--- Problem ---
Reproduce all lines of the listing below in which the word "time" occurs.

◇ ◇ ◇ ◇

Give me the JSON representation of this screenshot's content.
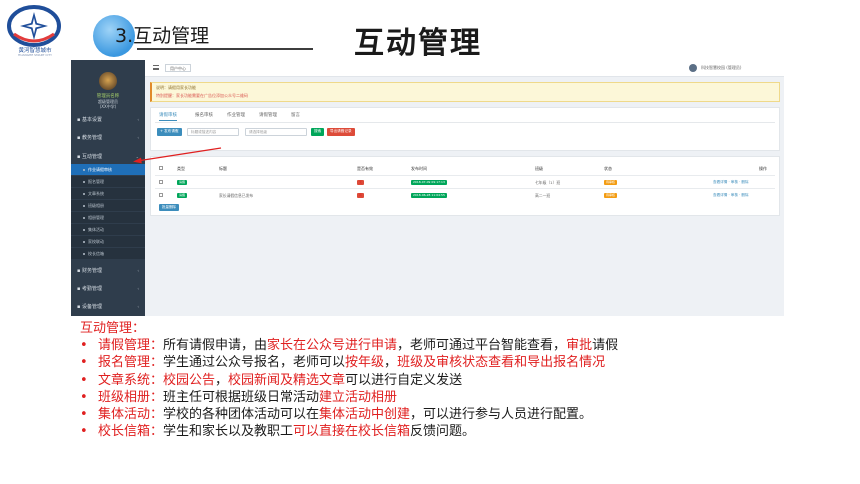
{
  "logo": {
    "name": "黄河智慧城市",
    "subtitle": "HUANGHE SMART CITY"
  },
  "section": {
    "label": "3.互动管理"
  },
  "page_title": "互动管理",
  "screenshot": {
    "sidebar": {
      "user": "管理员名称",
      "role": "超级管理员",
      "school": "(XX中学)",
      "items": [
        {
          "label": "基本设置"
        },
        {
          "label": "教务管理"
        },
        {
          "label": "互动管理"
        },
        {
          "label": "财务管理"
        },
        {
          "label": "考勤管理"
        },
        {
          "label": "设备管理"
        }
      ],
      "subitems": [
        {
          "label": "作业请假审核",
          "active": true
        },
        {
          "label": "报名管理",
          "active": false
        },
        {
          "label": "文章系统",
          "active": false
        },
        {
          "label": "班级相册",
          "active": false
        },
        {
          "label": "相册管理",
          "active": false
        },
        {
          "label": "集体活动",
          "active": false
        },
        {
          "label": "家校联动",
          "active": false
        },
        {
          "label": "校长信箱",
          "active": false
        }
      ]
    },
    "topbar": {
      "tab": "用户中心",
      "user": "科技智慧校园 (管理员)"
    },
    "notice": {
      "line1": "说明：请假用家长功能",
      "line2": "特别提醒：家长功能需要在广告位添加公众号二维码"
    },
    "tabs": [
      "请假审核",
      "报名审核",
      "作业管理",
      "请假管理",
      "留言"
    ],
    "controls": {
      "add": "+ 发布请假",
      "search_placeholder": "标题或描述内容",
      "select": "请选择班级",
      "search": "搜索",
      "export": "导出请假记录"
    },
    "table": {
      "headers": [
        "类型",
        "标题",
        "是否有效",
        "发布时间",
        "班级",
        "状态",
        "操作"
      ],
      "rows": [
        {
          "type": "请假",
          "title": "",
          "valid": "无",
          "time": "2018-07-09 09:17:13",
          "class": "七年级（1）班",
          "status": "待审核",
          "actions": "查看详情 · 审核 · 删除"
        },
        {
          "type": "请假",
          "title": "家长请假信息已发布",
          "valid": "有",
          "time": "2018-06-28 11:04:55",
          "class": "高二一班",
          "status": "待审核",
          "actions": "查看详情 · 审核 · 删除"
        }
      ],
      "bulk_button": "批量删除"
    }
  },
  "description": {
    "heading": "互动管理：",
    "items": [
      {
        "parts": [
          {
            "t": "请假管理：",
            "red": true
          },
          {
            "t": "所有请假申请，由",
            "red": false
          },
          {
            "t": "家长在公众号进行申请",
            "red": true
          },
          {
            "t": "，老师可通过平台智能查看，",
            "red": false
          },
          {
            "t": "审批",
            "red": true
          },
          {
            "t": "请假",
            "red": false
          }
        ]
      },
      {
        "parts": [
          {
            "t": "报名管理：",
            "red": true
          },
          {
            "t": "学生通过公众号报名，老师可以",
            "red": false
          },
          {
            "t": "按年级",
            "red": true
          },
          {
            "t": "，",
            "red": false
          },
          {
            "t": "班级及审核状态查看和导出报名情况",
            "red": true
          }
        ]
      },
      {
        "parts": [
          {
            "t": "文章系统：",
            "red": true
          },
          {
            "t": "校园公告",
            "red": true
          },
          {
            "t": "，",
            "red": false
          },
          {
            "t": "校园新闻及精选文章",
            "red": true
          },
          {
            "t": "可以进行自定义发送",
            "red": false
          }
        ]
      },
      {
        "parts": [
          {
            "t": "班级相册：",
            "red": true
          },
          {
            "t": "班主任可根据班级日常活动",
            "red": false
          },
          {
            "t": "建立活动相册",
            "red": true
          }
        ]
      },
      {
        "parts": [
          {
            "t": "集体活动：",
            "red": true
          },
          {
            "t": "学校的各种团体活动可以在",
            "red": false
          },
          {
            "t": "集体活动中创建",
            "red": true
          },
          {
            "t": "，可以进行参与人员进行配置。",
            "red": false
          }
        ]
      },
      {
        "parts": [
          {
            "t": "校长信箱：",
            "red": true
          },
          {
            "t": "学生和家长以及教职工",
            "red": false
          },
          {
            "t": "可以直接在校长信箱",
            "red": true
          },
          {
            "t": "反馈问题。",
            "red": false
          }
        ]
      }
    ]
  }
}
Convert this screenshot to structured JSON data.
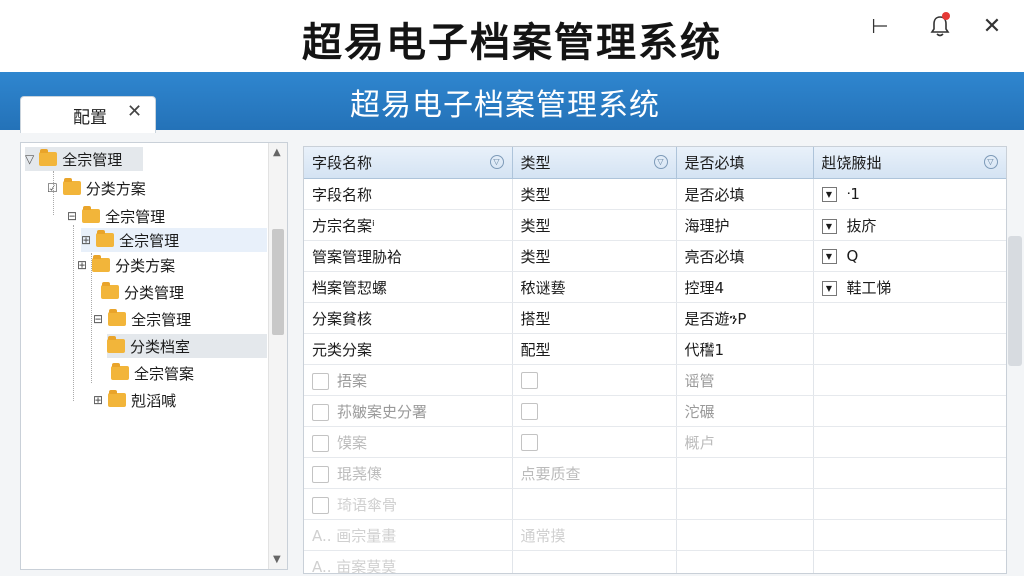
{
  "window": {
    "title": "超易电子档案管理系统",
    "subtitle": "超易电子档案管理系统",
    "buttons": {
      "minimize": "⊢",
      "close": "✕"
    }
  },
  "tab": {
    "label": "配置",
    "close": "✕"
  },
  "tree": [
    {
      "label": "全宗管理",
      "toggle": "▽",
      "depth": 0
    },
    {
      "label": "分类方案",
      "toggle": "☑",
      "depth": 1
    },
    {
      "label": "全宗管理",
      "toggle": "⊟",
      "depth": 2
    },
    {
      "label": "全宗管理",
      "toggle": "⊞",
      "depth": 3
    },
    {
      "label": "分类方案",
      "toggle": "⊞",
      "depth": 2
    },
    {
      "label": "分类管理",
      "toggle": "",
      "depth": 3
    },
    {
      "label": "全宗管理",
      "toggle": "⊟",
      "depth": 2
    },
    {
      "label": "分类档室",
      "toggle": "",
      "depth": 3
    },
    {
      "label": "全宗管案",
      "toggle": "",
      "depth": 3
    },
    {
      "label": "剋滔喊",
      "toggle": "⊞",
      "depth": 1
    }
  ],
  "grid": {
    "headers": [
      "字段名称",
      "类型",
      "是否必填",
      "赳饶腋拙"
    ],
    "rows": [
      {
        "c1": "字段名称",
        "c2": "类型",
        "c3": "是否必填",
        "c4": "ᐧ1",
        "dd": true
      },
      {
        "c1": "方宗名案ⁱ",
        "c2": "类型",
        "c3": "海理护",
        "c4": "抜庎",
        "dd": true
      },
      {
        "c1": "管案管理胁袷",
        "c2": "类型",
        "c3": "亮否必填",
        "c4": "Q",
        "dd": true
      },
      {
        "c1": "档案管恝螺",
        "c2": "秾谜兿",
        "c3": "控理4",
        "c4": "鞋工悌",
        "dd": true
      },
      {
        "c1": "分案貧核",
        "c2": "搭型",
        "c3": "是否遊ንP",
        "c4": "",
        "dd": false
      },
      {
        "c1": "元类分案",
        "c2": "配型",
        "c3": "代䆌1",
        "c4": "",
        "dd": false
      },
      {
        "c1": "捂案",
        "c2": "",
        "c3": "谣管",
        "c4": "",
        "cb": true,
        "fade": 1
      },
      {
        "c1": "荪皺案史分署",
        "c2": "",
        "c3": "沱碾",
        "c4": "",
        "cb": true,
        "fade": 1
      },
      {
        "c1": "馍案",
        "c2": "",
        "c3": "概卢",
        "c4": "",
        "cb": true,
        "fade": 2
      },
      {
        "c1": "琨荛㒏",
        "c2": "点要质查",
        "c3": "",
        "c4": "",
        "cb": true,
        "fade": 2
      },
      {
        "c1": "琦语傘骨",
        "c2": "",
        "c3": "",
        "c4": "",
        "cb": true,
        "fade": 3
      },
      {
        "c1": "A.. 画宗量畫",
        "c2": "通常摸",
        "c3": "",
        "c4": "",
        "fade": 3
      },
      {
        "c1": "A.. 亩案莫莫",
        "c2": "",
        "c3": "",
        "c4": "",
        "fade": 3
      }
    ]
  },
  "colors": {
    "band": "#2a7cc4",
    "header": "#dbe7f4",
    "folder": "#f2b53a"
  },
  "icons": [
    "minimize-icon",
    "bell-icon",
    "close-icon",
    "folder-icon",
    "checkbox-icon",
    "dropdown-icon"
  ]
}
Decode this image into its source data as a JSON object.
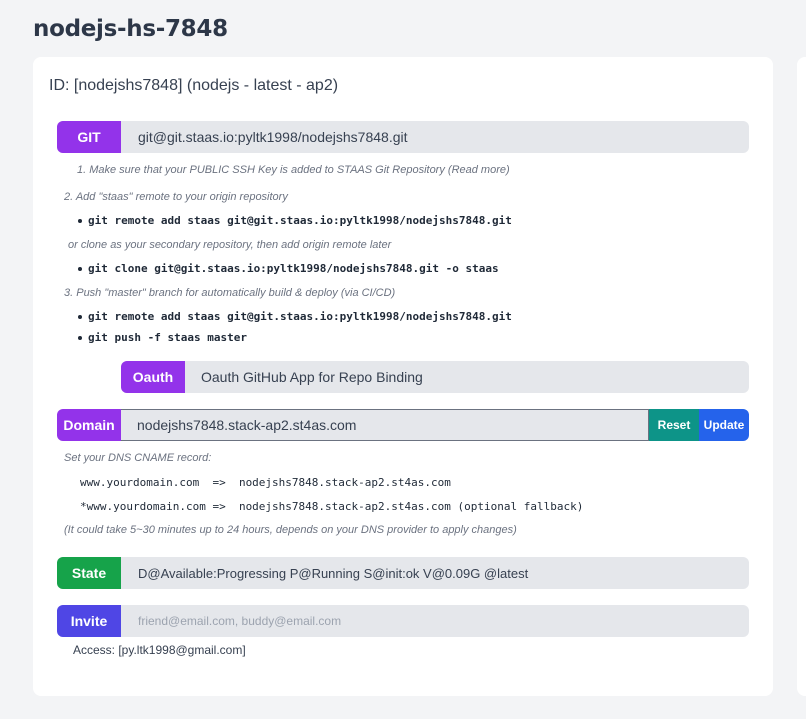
{
  "page_title": "nodejs-hs-7848",
  "card": {
    "id_line": "ID: [nodejshs7848] (nodejs - latest - ap2)"
  },
  "git": {
    "label": "GIT",
    "url": "git@git.staas.io:pyltk1998/nodejshs7848.git",
    "step1": "1. Make sure that your PUBLIC SSH Key is added to STAAS Git Repository (Read more)",
    "step2": "2. Add \"staas\" remote to your origin repository",
    "cmd_remote_add": "git remote add staas git@git.staas.io:pyltk1998/nodejshs7848.git",
    "or_clone": "or clone as your secondary repository, then add origin remote later",
    "cmd_clone": "git clone git@git.staas.io:pyltk1998/nodejshs7848.git -o staas",
    "step3": "3. Push \"master\" branch for automatically build & deploy (via CI/CD)",
    "cmd_remote_add_2": "git remote add staas git@git.staas.io:pyltk1998/nodejshs7848.git",
    "cmd_push": "git push -f staas master"
  },
  "oauth": {
    "label": "Oauth",
    "text": "Oauth GitHub App for Repo Binding"
  },
  "domain": {
    "label": "Domain",
    "value": "nodejshs7848.stack-ap2.st4as.com",
    "reset_label": "Reset",
    "update_label": "Update",
    "cname_note": "Set your DNS CNAME record:",
    "record1": "www.yourdomain.com  =>  nodejshs7848.stack-ap2.st4as.com",
    "record2": "*www.yourdomain.com =>  nodejshs7848.stack-ap2.st4as.com (optional fallback)",
    "timing_note": "(It could take 5~30 minutes up to 24 hours, depends on your DNS provider to apply changes)"
  },
  "state": {
    "label": "State",
    "text": "D@Available:Progressing P@Running S@init:ok V@0.09G  @latest"
  },
  "invite": {
    "label": "Invite",
    "placeholder": "friend@email.com, buddy@email.com",
    "access": "Access: [py.ltk1998@gmail.com]"
  },
  "colors": {
    "purple": "#9333ea",
    "teal": "#0d9488",
    "blue": "#2563eb",
    "green": "#16a34a",
    "indigo": "#4f46e5"
  }
}
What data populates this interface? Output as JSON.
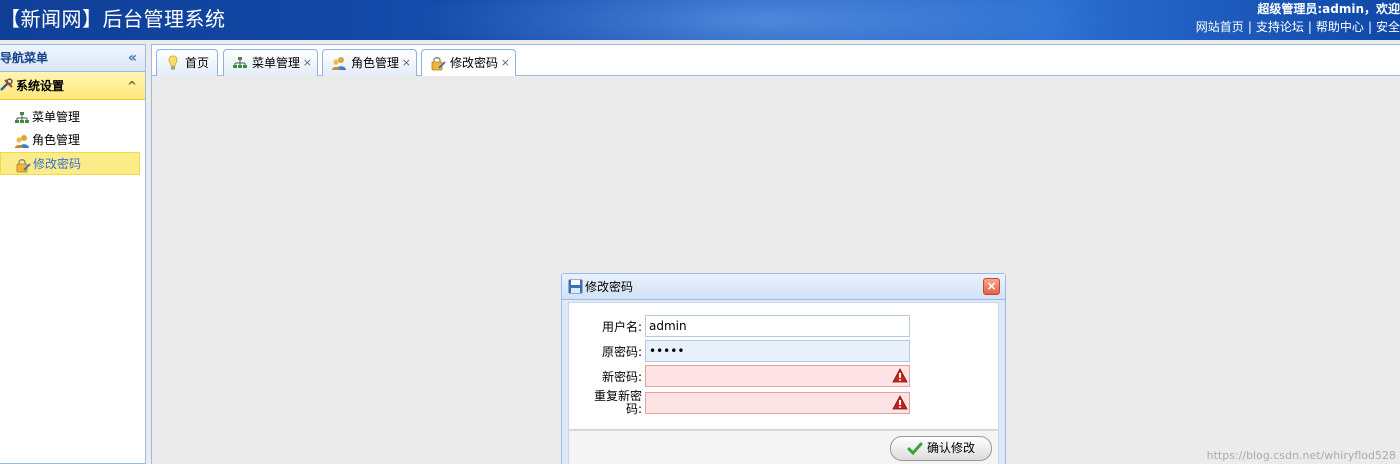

◇ ◇ ◇ ◇

--- Expected answer ---
          "time": "2018-07-09 09:17:13",
          "time": "2018-06-28 11:04:55",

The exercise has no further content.